# Start of Provided records

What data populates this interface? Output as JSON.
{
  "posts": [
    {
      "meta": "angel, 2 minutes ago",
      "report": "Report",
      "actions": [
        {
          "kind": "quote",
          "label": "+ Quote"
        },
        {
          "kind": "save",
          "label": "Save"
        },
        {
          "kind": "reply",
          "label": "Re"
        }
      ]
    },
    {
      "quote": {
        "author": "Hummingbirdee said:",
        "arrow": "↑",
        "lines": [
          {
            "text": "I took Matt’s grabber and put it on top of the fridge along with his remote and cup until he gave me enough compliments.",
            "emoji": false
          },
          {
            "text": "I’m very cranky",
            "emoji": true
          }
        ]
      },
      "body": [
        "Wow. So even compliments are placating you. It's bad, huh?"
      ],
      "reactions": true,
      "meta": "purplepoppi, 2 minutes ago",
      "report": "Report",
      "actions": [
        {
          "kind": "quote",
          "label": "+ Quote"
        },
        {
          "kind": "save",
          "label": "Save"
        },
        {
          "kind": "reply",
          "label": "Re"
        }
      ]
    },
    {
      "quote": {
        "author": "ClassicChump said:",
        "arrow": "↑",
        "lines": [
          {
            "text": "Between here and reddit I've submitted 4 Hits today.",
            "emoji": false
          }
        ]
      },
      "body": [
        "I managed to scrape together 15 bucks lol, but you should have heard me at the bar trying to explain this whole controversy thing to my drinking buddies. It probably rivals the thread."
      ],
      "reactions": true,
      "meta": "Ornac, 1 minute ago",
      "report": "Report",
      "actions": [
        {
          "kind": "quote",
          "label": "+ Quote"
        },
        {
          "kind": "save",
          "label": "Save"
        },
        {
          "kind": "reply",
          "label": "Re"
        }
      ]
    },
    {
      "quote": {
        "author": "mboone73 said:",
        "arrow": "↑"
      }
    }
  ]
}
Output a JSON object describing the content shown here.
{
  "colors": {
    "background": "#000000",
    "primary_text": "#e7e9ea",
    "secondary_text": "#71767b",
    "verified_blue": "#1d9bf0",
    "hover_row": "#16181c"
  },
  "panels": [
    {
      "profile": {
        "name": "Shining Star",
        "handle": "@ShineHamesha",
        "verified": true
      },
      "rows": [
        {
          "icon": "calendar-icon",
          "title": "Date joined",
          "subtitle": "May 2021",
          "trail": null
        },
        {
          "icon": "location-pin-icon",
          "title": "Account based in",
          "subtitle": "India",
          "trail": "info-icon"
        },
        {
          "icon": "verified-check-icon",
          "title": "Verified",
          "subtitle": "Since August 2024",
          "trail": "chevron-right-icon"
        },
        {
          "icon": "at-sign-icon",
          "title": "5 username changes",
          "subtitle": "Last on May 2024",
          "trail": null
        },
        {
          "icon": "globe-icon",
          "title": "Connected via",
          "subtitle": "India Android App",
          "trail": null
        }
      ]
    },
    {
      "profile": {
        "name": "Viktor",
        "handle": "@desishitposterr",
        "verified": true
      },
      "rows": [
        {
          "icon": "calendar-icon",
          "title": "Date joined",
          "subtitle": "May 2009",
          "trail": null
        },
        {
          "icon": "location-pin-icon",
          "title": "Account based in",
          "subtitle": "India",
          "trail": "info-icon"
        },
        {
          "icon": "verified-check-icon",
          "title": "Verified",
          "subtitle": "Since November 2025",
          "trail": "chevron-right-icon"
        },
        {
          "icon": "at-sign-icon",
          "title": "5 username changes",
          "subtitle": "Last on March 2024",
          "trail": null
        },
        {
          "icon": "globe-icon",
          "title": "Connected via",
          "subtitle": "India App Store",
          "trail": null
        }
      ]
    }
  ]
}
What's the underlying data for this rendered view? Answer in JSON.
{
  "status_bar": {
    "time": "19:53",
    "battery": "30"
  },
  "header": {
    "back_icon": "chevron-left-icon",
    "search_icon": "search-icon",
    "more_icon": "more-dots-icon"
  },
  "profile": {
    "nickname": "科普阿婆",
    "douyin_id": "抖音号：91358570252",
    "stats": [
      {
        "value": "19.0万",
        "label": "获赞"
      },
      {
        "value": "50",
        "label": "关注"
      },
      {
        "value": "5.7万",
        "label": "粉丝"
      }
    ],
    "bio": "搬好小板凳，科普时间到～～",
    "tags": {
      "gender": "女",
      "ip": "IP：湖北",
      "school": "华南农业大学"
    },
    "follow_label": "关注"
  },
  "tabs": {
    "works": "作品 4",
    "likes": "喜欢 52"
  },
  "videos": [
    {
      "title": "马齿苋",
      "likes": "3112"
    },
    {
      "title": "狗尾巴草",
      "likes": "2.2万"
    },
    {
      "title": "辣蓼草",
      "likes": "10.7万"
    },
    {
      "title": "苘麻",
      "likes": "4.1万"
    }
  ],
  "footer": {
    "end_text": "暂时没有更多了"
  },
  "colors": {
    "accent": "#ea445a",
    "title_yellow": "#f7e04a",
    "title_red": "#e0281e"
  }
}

# End of Provided records

▸ What is required
Give only the number of lines above that hold the string "meta".

▸ Correct result
3